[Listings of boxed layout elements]
● ● ● ●

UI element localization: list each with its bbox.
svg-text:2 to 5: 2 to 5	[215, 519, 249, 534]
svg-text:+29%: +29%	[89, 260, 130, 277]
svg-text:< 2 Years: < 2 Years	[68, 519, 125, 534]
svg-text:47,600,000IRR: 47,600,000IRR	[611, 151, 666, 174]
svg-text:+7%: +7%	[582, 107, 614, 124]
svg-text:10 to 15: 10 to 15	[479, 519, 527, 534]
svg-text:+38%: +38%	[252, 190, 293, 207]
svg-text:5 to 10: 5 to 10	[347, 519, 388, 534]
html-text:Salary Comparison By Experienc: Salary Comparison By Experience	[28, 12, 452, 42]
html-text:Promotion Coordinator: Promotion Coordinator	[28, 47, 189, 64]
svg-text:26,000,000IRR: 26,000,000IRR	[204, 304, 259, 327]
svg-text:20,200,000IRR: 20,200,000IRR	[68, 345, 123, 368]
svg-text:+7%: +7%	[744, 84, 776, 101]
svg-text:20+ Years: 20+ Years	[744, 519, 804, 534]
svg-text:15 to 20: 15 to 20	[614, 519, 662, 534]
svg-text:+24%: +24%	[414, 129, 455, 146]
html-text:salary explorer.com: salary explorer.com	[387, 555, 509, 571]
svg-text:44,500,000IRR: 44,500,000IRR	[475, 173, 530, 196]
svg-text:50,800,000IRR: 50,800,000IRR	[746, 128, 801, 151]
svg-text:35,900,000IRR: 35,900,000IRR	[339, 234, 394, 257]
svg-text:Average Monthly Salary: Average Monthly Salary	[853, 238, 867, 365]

● ● ● ●

Reproduce every line of the listing above word for word.

UI element localization: list each with its bbox.
svg-text:2 to 5: 2 to 5	[215, 519, 249, 534]
svg-text:+29%: +29%	[89, 260, 130, 277]
svg-text:< 2 Years: < 2 Years	[68, 519, 125, 534]
svg-text:47,600,000IRR: 47,600,000IRR	[611, 151, 666, 174]
svg-text:+7%: +7%	[582, 107, 614, 124]
svg-text:10 to 15: 10 to 15	[479, 519, 527, 534]
svg-text:+38%: +38%	[252, 190, 293, 207]
svg-text:5 to 10: 5 to 10	[347, 519, 388, 534]
html-text:Salary Comparison By Experienc: Salary Comparison By Experience	[28, 12, 452, 42]
html-text:Promotion Coordinator: Promotion Coordinator	[28, 47, 189, 64]
svg-text:26,000,000IRR: 26,000,000IRR	[204, 304, 259, 327]
svg-text:20,200,000IRR: 20,200,000IRR	[68, 345, 123, 368]
svg-text:+7%: +7%	[744, 84, 776, 101]
svg-text:20+ Years: 20+ Years	[744, 519, 804, 534]
svg-text:15 to 20: 15 to 20	[614, 519, 662, 534]
svg-text:+24%: +24%	[414, 129, 455, 146]
html-text:salary explorer.com: salary explorer.com	[387, 555, 509, 571]
svg-text:44,500,000IRR: 44,500,000IRR	[475, 173, 530, 196]
svg-text:50,800,000IRR: 50,800,000IRR	[746, 128, 801, 151]
svg-text:35,900,000IRR: 35,900,000IRR	[339, 234, 394, 257]
svg-text:Average Monthly Salary: Average Monthly Salary	[853, 238, 867, 365]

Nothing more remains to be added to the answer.